# [WHAT THE TASK ASKS]
Repeat each entry in full, exactly.

Dataset records
|---|

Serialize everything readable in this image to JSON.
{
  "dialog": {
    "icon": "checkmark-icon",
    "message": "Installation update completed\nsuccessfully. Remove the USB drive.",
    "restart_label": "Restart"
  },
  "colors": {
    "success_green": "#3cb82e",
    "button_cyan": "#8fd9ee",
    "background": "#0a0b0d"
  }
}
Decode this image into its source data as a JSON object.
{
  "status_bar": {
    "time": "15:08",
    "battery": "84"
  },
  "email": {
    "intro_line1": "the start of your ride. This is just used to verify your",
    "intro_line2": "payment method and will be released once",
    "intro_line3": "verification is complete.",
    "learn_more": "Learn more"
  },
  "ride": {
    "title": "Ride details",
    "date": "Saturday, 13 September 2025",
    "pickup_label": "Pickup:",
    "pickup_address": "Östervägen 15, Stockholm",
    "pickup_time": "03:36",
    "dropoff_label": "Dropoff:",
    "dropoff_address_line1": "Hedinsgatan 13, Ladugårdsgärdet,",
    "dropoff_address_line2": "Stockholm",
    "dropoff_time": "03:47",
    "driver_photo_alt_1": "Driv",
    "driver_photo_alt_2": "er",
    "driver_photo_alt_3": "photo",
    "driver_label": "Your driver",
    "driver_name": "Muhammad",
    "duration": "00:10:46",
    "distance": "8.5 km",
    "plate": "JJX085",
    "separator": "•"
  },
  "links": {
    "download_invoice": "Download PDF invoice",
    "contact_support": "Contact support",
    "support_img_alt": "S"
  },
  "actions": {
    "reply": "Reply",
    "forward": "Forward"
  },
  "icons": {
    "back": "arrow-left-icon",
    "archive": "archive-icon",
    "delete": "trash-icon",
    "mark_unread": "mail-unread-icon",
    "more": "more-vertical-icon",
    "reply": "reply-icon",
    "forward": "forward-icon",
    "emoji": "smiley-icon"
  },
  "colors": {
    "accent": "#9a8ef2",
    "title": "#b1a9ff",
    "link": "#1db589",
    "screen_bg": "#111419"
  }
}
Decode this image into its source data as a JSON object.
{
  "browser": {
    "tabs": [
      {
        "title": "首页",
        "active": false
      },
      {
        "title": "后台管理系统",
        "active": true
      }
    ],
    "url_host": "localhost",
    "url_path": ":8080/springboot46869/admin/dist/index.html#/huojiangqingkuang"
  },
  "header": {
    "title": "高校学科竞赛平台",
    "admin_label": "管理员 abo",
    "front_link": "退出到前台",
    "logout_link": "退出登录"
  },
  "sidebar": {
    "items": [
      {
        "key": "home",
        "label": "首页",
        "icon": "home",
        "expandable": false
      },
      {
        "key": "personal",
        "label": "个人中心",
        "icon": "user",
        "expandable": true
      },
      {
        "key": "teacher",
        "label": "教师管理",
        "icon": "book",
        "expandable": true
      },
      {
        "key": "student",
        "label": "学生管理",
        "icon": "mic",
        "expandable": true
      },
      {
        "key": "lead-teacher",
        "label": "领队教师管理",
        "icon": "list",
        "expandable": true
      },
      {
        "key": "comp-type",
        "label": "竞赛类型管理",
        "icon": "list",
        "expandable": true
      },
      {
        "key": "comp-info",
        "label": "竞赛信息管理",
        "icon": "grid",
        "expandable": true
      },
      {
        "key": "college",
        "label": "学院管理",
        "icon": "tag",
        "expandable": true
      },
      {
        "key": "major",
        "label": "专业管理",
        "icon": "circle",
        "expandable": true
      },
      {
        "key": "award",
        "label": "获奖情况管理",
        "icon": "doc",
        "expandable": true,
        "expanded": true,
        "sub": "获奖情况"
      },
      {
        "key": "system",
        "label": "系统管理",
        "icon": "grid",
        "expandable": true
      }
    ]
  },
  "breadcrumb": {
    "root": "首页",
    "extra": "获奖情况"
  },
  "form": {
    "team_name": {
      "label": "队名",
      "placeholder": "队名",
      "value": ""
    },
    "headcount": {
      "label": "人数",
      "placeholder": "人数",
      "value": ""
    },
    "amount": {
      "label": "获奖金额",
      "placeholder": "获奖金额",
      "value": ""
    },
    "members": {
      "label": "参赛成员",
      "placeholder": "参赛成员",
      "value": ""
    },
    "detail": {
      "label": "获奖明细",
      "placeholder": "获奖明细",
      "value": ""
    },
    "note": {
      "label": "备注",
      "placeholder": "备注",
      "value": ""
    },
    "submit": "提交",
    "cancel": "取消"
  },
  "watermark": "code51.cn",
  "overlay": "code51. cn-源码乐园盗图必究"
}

|---|

# [THE RESPONSE]
Serialize everything readable in this image to JSON.
{
  "dialog": {
    "icon": "checkmark-icon",
    "message": "Installation update completed\nsuccessfully. Remove the USB drive.",
    "restart_label": "Restart"
  },
  "colors": {
    "success_green": "#3cb82e",
    "button_cyan": "#8fd9ee",
    "background": "#0a0b0d"
  }
}
Decode this image into its source data as a JSON object.
{
  "status_bar": {
    "time": "15:08",
    "battery": "84"
  },
  "email": {
    "intro_line1": "the start of your ride. This is just used to verify your",
    "intro_line2": "payment method and will be released once",
    "intro_line3": "verification is complete.",
    "learn_more": "Learn more"
  },
  "ride": {
    "title": "Ride details",
    "date": "Saturday, 13 September 2025",
    "pickup_label": "Pickup:",
    "pickup_address": "Östervägen 15, Stockholm",
    "pickup_time": "03:36",
    "dropoff_label": "Dropoff:",
    "dropoff_address_line1": "Hedinsgatan 13, Ladugårdsgärdet,",
    "dropoff_address_line2": "Stockholm",
    "dropoff_time": "03:47",
    "driver_photo_alt_1": "Driv",
    "driver_photo_alt_2": "er",
    "driver_photo_alt_3": "photo",
    "driver_label": "Your driver",
    "driver_name": "Muhammad",
    "duration": "00:10:46",
    "distance": "8.5 km",
    "plate": "JJX085",
    "separator": "•"
  },
  "links": {
    "download_invoice": "Download PDF invoice",
    "contact_support": "Contact support",
    "support_img_alt": "S"
  },
  "actions": {
    "reply": "Reply",
    "forward": "Forward"
  },
  "icons": {
    "back": "arrow-left-icon",
    "archive": "archive-icon",
    "delete": "trash-icon",
    "mark_unread": "mail-unread-icon",
    "more": "more-vertical-icon",
    "reply": "reply-icon",
    "forward": "forward-icon",
    "emoji": "smiley-icon"
  },
  "colors": {
    "accent": "#9a8ef2",
    "title": "#b1a9ff",
    "link": "#1db589",
    "screen_bg": "#111419"
  }
}
Decode this image into its source data as a JSON object.
{
  "browser": {
    "tabs": [
      {
        "title": "首页",
        "active": false
      },
      {
        "title": "后台管理系统",
        "active": true
      }
    ],
    "url_host": "localhost",
    "url_path": ":8080/springboot46869/admin/dist/index.html#/huojiangqingkuang"
  },
  "header": {
    "title": "高校学科竞赛平台",
    "admin_label": "管理员 abo",
    "front_link": "退出到前台",
    "logout_link": "退出登录"
  },
  "sidebar": {
    "items": [
      {
        "key": "home",
        "label": "首页",
        "icon": "home",
        "expandable": false
      },
      {
        "key": "personal",
        "label": "个人中心",
        "icon": "user",
        "expandable": true
      },
      {
        "key": "teacher",
        "label": "教师管理",
        "icon": "book",
        "expandable": true
      },
      {
        "key": "student",
        "label": "学生管理",
        "icon": "mic",
        "expandable": true
      },
      {
        "key": "lead-teacher",
        "label": "领队教师管理",
        "icon": "list",
        "expandable": true
      },
      {
        "key": "comp-type",
        "label": "竞赛类型管理",
        "icon": "list",
        "expandable": true
      },
      {
        "key": "comp-info",
        "label": "竞赛信息管理",
        "icon": "grid",
        "expandable": true
      },
      {
        "key": "college",
        "label": "学院管理",
        "icon": "tag",
        "expandable": true
      },
      {
        "key": "major",
        "label": "专业管理",
        "icon": "circle",
        "expandable": true
      },
      {
        "key": "award",
        "label": "获奖情况管理",
        "icon": "doc",
        "expandable": true,
        "expanded": true,
        "sub": "获奖情况"
      },
      {
        "key": "system",
        "label": "系统管理",
        "icon": "grid",
        "expandable": true
      }
    ]
  },
  "breadcrumb": {
    "root": "首页",
    "extra": "获奖情况"
  },
  "form": {
    "team_name": {
      "label": "队名",
      "placeholder": "队名",
      "value": ""
    },
    "headcount": {
      "label": "人数",
      "placeholder": "人数",
      "value": ""
    },
    "amount": {
      "label": "获奖金额",
      "placeholder": "获奖金额",
      "value": ""
    },
    "members": {
      "label": "参赛成员",
      "placeholder": "参赛成员",
      "value": ""
    },
    "detail": {
      "label": "获奖明细",
      "placeholder": "获奖明细",
      "value": ""
    },
    "note": {
      "label": "备注",
      "placeholder": "备注",
      "value": ""
    },
    "submit": "提交",
    "cancel": "取消"
  },
  "watermark": "code51.cn",
  "overlay": "code51. cn-源码乐园盗图必究"
}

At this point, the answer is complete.